▶ [What is expected]
What lines of the data include the string "Laplace"? Copy them all.
# START OF Source material
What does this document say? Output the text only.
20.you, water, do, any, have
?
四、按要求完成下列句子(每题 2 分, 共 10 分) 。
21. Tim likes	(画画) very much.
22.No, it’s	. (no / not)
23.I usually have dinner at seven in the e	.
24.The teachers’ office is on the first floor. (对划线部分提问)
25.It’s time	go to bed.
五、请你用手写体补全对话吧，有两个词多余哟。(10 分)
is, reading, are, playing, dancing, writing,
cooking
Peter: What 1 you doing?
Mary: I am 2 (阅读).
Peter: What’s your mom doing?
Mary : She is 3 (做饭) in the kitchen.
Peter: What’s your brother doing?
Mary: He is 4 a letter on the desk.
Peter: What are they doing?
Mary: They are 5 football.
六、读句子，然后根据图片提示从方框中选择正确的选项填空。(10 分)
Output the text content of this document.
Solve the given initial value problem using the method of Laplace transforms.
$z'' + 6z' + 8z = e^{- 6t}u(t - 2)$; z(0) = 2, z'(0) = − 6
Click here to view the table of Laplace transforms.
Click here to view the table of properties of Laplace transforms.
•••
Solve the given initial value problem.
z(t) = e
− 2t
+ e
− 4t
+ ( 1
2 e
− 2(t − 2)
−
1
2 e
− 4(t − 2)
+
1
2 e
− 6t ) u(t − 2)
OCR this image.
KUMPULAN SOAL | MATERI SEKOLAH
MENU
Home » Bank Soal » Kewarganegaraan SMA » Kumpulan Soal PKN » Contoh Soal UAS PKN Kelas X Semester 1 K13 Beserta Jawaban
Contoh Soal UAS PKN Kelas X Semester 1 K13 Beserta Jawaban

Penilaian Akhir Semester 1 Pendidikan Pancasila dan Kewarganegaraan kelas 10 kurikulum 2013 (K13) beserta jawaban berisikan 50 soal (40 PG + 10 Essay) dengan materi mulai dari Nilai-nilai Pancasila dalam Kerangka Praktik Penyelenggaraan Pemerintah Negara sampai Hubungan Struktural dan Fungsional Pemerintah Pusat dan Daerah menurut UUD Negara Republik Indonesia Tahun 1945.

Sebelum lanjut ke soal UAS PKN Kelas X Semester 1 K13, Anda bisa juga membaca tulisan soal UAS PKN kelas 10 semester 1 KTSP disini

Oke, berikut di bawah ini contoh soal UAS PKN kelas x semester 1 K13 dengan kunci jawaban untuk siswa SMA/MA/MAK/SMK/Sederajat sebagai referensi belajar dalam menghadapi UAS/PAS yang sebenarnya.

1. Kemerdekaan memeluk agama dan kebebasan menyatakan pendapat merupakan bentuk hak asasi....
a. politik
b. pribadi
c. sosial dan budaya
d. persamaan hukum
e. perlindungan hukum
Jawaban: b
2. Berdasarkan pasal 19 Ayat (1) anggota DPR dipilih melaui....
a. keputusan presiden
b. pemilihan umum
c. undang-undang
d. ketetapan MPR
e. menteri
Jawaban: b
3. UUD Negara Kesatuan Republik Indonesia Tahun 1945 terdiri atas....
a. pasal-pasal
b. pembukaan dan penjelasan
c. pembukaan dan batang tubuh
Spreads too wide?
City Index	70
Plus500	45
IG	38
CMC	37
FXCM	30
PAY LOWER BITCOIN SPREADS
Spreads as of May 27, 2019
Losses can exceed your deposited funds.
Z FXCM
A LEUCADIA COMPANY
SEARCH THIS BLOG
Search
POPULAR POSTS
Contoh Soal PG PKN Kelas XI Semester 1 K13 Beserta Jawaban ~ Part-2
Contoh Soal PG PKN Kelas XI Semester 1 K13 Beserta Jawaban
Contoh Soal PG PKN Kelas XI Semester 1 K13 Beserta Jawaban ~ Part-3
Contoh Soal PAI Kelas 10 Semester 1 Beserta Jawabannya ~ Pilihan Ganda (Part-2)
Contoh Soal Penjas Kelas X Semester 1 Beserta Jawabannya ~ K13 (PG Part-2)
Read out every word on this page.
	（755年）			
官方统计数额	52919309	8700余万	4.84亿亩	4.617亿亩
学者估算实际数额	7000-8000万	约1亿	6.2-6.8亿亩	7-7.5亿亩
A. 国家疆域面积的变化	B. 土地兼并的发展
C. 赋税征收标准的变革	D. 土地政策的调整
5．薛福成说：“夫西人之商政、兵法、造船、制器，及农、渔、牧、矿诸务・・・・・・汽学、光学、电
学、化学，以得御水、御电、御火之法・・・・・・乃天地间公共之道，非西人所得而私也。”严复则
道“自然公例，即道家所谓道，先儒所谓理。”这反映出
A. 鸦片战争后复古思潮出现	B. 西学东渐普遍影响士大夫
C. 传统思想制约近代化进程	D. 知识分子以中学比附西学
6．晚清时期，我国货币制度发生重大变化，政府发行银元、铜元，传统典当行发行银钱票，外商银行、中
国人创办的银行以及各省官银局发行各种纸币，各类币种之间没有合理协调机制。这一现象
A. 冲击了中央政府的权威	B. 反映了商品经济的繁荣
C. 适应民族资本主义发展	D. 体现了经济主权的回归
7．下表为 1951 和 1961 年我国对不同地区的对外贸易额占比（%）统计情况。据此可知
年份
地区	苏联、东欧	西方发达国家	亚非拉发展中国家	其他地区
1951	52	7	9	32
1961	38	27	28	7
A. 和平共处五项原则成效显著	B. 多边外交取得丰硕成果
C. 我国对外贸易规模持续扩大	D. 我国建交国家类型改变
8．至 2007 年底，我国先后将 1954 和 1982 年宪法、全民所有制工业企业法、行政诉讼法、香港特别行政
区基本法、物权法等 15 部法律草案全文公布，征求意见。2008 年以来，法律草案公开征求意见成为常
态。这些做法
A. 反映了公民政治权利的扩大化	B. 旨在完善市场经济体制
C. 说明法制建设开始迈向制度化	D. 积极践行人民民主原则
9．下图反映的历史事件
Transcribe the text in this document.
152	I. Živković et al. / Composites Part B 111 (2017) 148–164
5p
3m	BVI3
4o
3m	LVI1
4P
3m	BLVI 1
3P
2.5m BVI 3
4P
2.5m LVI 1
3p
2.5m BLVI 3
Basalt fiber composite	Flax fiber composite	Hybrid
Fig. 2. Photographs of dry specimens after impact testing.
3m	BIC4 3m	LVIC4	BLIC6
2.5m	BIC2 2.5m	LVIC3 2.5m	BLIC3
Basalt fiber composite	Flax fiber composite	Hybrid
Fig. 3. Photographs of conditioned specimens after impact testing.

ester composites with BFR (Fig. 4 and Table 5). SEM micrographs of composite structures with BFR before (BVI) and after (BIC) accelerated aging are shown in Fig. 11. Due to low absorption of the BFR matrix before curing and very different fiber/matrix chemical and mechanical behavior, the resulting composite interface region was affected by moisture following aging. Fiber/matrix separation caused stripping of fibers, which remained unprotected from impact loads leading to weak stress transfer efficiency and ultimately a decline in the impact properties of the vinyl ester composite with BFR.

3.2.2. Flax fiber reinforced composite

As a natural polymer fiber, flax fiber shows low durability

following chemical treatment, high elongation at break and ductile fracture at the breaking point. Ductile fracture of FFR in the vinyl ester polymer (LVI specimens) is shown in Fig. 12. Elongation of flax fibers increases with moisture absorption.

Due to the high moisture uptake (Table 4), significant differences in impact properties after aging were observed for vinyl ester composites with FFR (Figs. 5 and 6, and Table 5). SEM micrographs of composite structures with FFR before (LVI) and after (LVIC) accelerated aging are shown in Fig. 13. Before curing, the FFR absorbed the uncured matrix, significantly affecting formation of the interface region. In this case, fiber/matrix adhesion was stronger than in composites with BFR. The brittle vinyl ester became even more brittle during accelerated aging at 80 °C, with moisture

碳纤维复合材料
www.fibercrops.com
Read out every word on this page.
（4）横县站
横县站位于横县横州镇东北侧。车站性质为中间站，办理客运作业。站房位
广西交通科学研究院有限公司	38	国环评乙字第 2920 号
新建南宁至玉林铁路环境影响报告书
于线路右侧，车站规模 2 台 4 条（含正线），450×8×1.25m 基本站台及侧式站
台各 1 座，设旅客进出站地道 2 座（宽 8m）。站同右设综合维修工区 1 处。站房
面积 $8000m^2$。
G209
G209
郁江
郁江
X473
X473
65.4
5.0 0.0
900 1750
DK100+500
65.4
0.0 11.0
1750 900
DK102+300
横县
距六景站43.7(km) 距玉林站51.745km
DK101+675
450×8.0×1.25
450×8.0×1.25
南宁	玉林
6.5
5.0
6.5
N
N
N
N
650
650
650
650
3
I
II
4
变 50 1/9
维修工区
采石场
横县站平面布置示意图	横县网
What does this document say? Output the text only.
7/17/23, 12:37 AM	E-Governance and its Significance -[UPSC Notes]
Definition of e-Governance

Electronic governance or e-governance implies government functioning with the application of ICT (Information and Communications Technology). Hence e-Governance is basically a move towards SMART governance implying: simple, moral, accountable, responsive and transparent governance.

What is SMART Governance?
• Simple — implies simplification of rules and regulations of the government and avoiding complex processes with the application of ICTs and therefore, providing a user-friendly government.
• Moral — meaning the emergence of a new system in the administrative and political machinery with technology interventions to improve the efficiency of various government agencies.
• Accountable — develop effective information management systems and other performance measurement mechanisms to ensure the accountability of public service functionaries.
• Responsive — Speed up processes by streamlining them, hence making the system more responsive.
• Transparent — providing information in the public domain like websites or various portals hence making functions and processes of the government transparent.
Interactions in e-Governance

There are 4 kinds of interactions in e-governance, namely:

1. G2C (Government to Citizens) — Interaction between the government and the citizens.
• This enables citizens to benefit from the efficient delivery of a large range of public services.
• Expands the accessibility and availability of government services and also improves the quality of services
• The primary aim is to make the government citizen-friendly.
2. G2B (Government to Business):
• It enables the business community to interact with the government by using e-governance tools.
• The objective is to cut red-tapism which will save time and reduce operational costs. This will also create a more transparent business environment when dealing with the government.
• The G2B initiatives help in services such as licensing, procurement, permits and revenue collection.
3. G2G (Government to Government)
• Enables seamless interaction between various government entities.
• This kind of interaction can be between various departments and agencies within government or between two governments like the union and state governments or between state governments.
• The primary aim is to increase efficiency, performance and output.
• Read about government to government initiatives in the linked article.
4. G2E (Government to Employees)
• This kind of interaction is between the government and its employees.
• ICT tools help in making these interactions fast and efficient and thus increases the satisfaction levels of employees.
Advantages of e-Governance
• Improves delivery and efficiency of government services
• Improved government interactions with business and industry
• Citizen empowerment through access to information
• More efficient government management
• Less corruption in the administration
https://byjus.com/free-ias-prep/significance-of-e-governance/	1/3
# END OF Source material
▶ [Answer to the task]
Solve the given initial value problem using the method of Laplace transforms.
Click here to view the table of Laplace transforms.
Click here to view the table of properties of Laplace transforms.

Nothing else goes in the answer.